_SET TASK 1:_ Which Informix version is given in the forum post?
_SET TASK 2:_ In the forum post, why is the writer considering an ALARMPROGRAM script that brings down the primary when it loses network connectivity?
_SET TASK 3:_ What are the steps of the scenario that worries the writer of the forum post?

_SELECTED EXTRACT:_
Now, I'm worried about this scenario:
- primary gets disconnected from network
- secondary is brought to primary mode
- primary regains network connectivity
- two primary's are on the network -- what now?

I'm considering writing an ALARMPROGRAM script to bring down the primary
if it loses network connectivity, so that HDR can be re-established with
the old secondary as the new primary. Is there a better way to do what
I'm trying to accomplish?

More info:

Informix 11.70.UC1GE (Linux 32-bit, although it'll be 64-bit in
production if I get a working setup)

_Region annotation records:_
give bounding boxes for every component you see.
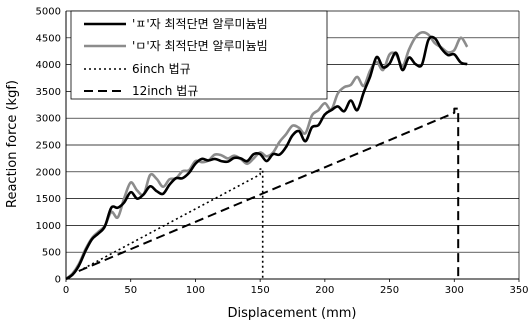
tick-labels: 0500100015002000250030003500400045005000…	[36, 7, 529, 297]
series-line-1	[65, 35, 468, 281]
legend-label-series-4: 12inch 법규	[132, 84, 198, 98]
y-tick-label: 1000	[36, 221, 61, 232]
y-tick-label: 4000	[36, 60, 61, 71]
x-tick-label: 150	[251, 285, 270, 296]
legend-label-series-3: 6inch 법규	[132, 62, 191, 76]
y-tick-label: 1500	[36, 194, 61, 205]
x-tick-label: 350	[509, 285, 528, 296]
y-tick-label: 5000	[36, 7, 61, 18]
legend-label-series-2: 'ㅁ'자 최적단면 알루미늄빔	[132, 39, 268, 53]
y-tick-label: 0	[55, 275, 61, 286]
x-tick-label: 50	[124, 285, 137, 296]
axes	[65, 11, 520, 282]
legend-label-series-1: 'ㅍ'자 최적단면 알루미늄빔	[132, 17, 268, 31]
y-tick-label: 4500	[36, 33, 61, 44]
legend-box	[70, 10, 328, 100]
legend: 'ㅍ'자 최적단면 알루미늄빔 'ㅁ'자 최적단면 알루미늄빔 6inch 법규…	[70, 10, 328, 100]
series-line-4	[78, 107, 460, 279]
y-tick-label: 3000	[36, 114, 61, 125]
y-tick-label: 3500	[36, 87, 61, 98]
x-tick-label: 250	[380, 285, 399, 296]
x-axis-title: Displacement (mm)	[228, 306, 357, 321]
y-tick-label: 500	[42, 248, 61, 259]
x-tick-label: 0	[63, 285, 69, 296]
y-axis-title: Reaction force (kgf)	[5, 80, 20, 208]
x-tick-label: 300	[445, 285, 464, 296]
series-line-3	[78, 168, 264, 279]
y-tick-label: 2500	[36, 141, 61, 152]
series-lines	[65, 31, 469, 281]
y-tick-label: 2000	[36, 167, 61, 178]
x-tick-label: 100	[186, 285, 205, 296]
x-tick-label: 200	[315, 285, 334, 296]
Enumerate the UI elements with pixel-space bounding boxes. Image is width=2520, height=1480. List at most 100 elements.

---

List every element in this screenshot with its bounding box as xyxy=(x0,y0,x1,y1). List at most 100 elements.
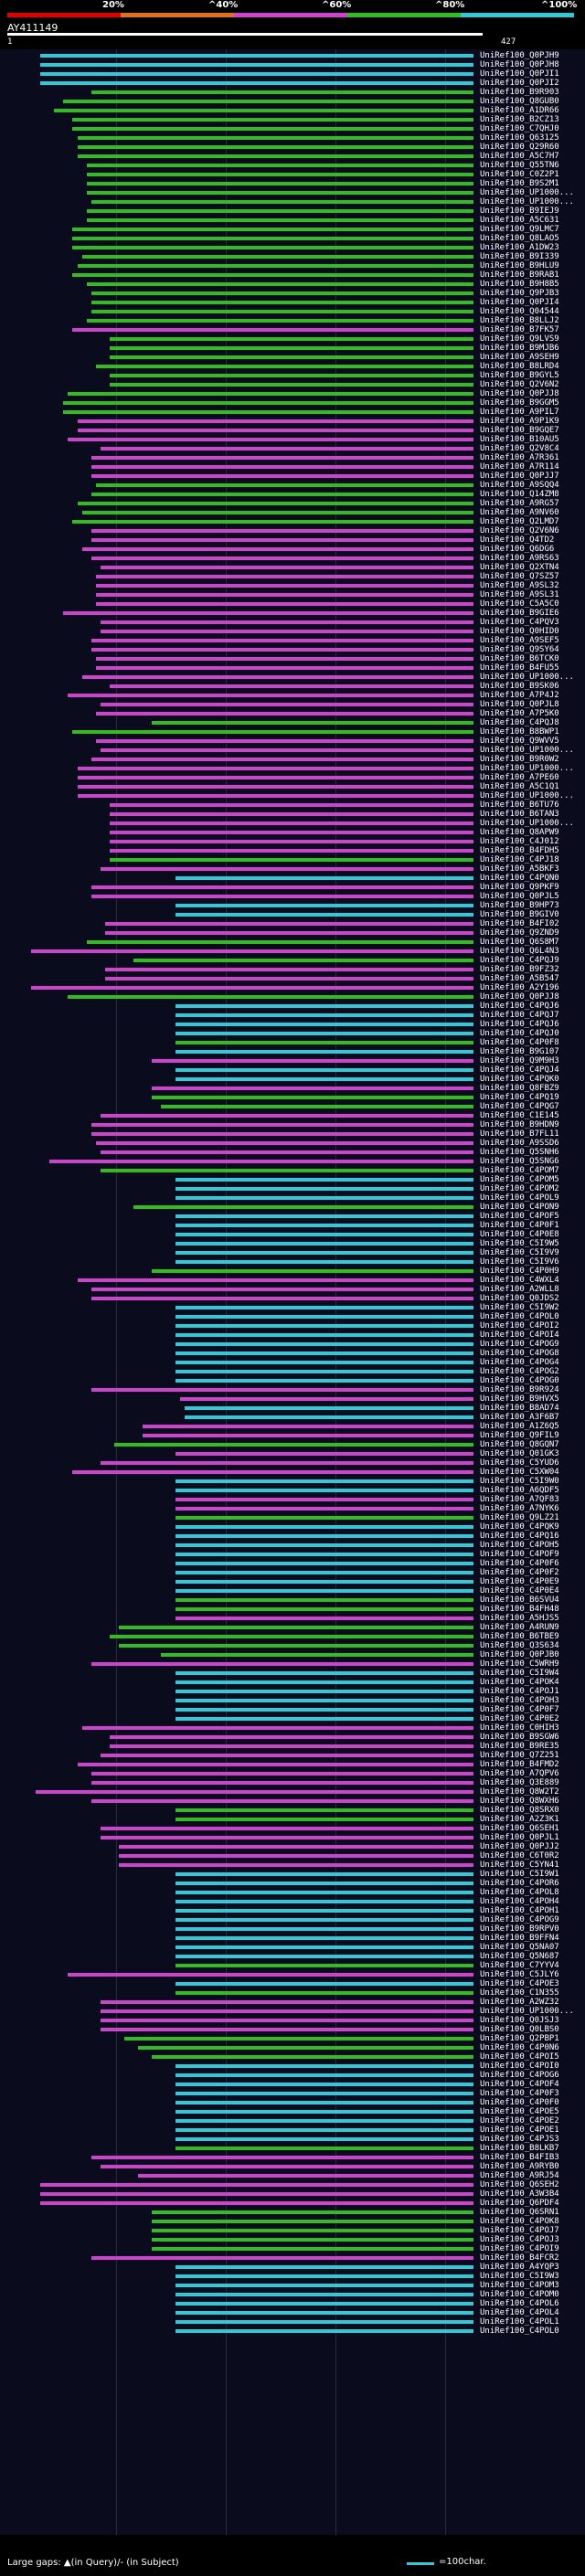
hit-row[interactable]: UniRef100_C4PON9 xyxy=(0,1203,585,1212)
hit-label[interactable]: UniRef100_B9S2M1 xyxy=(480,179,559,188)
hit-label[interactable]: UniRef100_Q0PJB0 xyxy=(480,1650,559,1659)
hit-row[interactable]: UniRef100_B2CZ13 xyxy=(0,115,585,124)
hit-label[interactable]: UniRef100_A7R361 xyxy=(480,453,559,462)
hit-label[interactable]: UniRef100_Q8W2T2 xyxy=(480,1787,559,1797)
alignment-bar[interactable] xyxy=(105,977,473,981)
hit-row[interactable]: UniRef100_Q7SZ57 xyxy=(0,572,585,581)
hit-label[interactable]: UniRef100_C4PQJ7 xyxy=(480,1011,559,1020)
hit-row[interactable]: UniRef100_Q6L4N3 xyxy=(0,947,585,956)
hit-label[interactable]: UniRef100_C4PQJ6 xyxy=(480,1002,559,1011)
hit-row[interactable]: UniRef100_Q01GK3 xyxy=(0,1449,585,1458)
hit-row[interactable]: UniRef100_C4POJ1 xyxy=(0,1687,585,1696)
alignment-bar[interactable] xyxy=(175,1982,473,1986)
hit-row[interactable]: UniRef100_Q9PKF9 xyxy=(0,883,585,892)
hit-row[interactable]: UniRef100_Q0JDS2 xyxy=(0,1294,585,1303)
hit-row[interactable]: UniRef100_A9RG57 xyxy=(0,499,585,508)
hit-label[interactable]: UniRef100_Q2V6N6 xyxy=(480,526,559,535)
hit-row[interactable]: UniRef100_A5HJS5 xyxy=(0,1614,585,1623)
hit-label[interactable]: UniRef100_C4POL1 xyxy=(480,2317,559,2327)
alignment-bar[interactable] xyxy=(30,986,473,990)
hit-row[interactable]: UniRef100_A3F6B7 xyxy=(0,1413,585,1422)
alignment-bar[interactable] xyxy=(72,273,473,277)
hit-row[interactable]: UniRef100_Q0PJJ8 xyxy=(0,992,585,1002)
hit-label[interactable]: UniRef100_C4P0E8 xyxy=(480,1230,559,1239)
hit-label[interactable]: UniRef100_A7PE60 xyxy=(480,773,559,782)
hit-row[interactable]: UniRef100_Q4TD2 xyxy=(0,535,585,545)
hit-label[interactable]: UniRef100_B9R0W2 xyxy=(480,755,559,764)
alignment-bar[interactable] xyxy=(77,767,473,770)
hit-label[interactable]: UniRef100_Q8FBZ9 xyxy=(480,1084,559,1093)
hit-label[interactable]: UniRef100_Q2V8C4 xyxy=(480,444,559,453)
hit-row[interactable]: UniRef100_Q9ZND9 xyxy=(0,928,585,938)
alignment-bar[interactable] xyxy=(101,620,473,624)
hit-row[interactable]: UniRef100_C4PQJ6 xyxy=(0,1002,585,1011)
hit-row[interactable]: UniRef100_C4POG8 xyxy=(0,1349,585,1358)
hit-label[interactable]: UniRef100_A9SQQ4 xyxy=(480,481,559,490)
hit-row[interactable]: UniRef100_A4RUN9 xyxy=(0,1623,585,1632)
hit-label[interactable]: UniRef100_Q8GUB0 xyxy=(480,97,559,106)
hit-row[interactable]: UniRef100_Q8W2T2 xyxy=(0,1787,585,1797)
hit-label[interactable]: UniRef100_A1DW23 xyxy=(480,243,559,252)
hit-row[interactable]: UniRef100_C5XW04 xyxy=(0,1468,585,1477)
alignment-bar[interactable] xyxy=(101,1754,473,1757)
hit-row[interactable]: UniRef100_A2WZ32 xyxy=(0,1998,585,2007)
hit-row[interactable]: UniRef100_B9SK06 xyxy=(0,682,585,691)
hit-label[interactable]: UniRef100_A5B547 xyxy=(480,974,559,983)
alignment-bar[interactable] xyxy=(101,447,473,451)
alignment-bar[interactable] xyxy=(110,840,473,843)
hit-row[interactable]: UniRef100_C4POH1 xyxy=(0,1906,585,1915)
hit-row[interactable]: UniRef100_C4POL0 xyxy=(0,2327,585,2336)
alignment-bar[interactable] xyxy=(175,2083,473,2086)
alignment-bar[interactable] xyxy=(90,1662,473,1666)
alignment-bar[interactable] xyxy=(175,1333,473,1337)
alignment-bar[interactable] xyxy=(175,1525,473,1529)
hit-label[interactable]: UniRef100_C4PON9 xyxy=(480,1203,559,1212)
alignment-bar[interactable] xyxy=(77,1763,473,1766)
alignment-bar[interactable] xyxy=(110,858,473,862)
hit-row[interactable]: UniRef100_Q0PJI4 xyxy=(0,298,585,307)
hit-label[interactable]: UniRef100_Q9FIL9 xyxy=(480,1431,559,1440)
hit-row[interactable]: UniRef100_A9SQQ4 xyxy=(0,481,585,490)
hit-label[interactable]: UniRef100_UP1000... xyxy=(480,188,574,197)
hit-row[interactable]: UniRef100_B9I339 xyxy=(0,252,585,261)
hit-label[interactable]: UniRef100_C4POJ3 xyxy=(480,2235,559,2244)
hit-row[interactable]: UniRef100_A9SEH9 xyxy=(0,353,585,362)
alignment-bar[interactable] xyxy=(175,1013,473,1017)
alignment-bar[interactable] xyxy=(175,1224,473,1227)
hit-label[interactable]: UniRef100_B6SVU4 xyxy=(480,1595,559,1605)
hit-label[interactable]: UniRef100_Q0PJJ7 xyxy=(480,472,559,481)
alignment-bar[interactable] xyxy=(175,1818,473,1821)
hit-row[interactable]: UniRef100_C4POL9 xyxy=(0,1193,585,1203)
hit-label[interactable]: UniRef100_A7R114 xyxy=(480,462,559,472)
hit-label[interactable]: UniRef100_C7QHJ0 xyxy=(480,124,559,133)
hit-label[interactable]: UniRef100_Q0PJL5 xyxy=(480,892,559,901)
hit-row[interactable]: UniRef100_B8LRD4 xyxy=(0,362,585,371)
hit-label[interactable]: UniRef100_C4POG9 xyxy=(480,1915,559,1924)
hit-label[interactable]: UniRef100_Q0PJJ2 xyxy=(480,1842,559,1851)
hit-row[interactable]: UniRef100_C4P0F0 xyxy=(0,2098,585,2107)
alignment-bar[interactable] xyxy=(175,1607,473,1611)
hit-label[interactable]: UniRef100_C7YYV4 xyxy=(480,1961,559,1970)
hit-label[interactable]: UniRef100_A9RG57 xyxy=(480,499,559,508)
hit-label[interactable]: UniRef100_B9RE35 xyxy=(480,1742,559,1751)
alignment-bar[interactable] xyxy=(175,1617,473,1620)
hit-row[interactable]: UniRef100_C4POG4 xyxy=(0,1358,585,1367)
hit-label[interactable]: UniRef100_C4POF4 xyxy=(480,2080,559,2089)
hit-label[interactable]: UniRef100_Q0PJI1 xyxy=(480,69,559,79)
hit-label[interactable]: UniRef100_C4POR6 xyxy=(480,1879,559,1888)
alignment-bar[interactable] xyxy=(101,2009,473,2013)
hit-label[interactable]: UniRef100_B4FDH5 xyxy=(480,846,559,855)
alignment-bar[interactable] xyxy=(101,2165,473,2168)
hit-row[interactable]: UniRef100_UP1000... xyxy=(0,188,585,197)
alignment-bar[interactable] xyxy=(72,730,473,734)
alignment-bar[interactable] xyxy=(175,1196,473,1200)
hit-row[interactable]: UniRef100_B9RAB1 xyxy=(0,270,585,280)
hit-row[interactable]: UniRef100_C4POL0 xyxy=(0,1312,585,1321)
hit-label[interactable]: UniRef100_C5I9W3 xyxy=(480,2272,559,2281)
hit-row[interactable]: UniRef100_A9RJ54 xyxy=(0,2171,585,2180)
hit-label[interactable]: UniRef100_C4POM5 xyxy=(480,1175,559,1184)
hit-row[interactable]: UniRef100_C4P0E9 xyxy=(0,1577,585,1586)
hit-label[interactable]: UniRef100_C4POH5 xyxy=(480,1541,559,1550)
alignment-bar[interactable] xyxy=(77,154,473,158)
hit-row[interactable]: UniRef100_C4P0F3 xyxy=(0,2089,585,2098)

==

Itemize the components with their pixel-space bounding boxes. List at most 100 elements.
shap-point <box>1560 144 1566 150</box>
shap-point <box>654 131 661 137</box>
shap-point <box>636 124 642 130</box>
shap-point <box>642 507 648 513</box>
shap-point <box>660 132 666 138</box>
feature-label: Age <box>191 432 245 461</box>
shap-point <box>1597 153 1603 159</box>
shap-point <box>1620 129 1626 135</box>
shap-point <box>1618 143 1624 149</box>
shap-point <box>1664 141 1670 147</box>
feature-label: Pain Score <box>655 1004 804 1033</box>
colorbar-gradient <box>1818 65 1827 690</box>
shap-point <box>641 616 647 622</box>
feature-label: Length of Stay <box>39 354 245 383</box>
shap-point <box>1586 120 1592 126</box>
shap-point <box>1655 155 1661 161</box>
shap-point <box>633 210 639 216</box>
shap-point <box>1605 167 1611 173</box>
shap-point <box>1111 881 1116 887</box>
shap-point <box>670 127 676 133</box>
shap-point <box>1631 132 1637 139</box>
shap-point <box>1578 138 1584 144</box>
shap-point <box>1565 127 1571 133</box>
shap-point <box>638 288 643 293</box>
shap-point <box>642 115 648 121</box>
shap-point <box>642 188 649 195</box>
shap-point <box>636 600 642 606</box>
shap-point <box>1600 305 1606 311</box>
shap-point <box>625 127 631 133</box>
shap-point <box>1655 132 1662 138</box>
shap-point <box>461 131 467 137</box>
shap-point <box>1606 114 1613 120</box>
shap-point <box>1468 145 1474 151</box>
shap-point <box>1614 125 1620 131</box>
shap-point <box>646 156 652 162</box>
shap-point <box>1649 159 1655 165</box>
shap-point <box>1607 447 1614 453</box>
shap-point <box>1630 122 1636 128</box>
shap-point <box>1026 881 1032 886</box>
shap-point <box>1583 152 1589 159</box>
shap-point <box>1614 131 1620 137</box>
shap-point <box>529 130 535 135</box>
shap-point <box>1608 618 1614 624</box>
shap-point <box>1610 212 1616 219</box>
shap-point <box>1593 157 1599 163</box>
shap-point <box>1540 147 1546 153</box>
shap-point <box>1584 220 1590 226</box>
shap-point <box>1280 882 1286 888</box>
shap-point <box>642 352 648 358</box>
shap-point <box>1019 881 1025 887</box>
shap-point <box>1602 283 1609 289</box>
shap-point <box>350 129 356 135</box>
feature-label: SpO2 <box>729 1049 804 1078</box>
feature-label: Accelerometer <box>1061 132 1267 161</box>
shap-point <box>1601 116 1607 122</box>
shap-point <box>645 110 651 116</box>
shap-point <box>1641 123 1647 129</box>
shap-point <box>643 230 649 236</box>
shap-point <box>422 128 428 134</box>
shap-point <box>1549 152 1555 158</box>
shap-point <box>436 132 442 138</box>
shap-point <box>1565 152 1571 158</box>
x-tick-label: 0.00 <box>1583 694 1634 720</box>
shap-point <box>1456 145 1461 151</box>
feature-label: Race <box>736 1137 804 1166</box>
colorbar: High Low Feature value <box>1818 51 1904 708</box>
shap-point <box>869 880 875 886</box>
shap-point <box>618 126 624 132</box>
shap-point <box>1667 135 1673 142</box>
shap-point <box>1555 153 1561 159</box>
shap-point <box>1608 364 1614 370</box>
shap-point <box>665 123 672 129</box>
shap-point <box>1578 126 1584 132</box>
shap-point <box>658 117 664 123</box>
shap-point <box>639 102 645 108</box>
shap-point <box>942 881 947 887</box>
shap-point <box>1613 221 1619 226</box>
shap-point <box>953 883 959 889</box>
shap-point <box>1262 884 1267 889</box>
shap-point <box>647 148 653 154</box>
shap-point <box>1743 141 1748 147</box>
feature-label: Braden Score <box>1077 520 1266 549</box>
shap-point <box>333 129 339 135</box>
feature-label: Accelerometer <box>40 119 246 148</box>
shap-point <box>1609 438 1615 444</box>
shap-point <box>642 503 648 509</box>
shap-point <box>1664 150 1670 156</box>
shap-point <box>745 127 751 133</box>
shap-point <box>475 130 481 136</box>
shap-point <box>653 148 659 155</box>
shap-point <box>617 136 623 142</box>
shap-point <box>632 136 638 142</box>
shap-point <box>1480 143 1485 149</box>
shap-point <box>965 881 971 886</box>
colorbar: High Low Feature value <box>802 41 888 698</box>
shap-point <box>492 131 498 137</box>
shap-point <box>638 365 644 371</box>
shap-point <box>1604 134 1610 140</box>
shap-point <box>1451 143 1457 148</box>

_WRITTEN REPLY 1:_ Informix 11.70.UC1GE.

_WRITTEN REPLY 2:_ The writer wants HDR to be re-established with the old secondary as the new primary. This addresses the worry that two primaries could end up on the network after the original primary regains connectivity.

_WRITTEN REPLY 3:_
- primary gets disconnected from network
- secondary is brought to primary mode
- primary regains network connectivity
- two primaries are on the network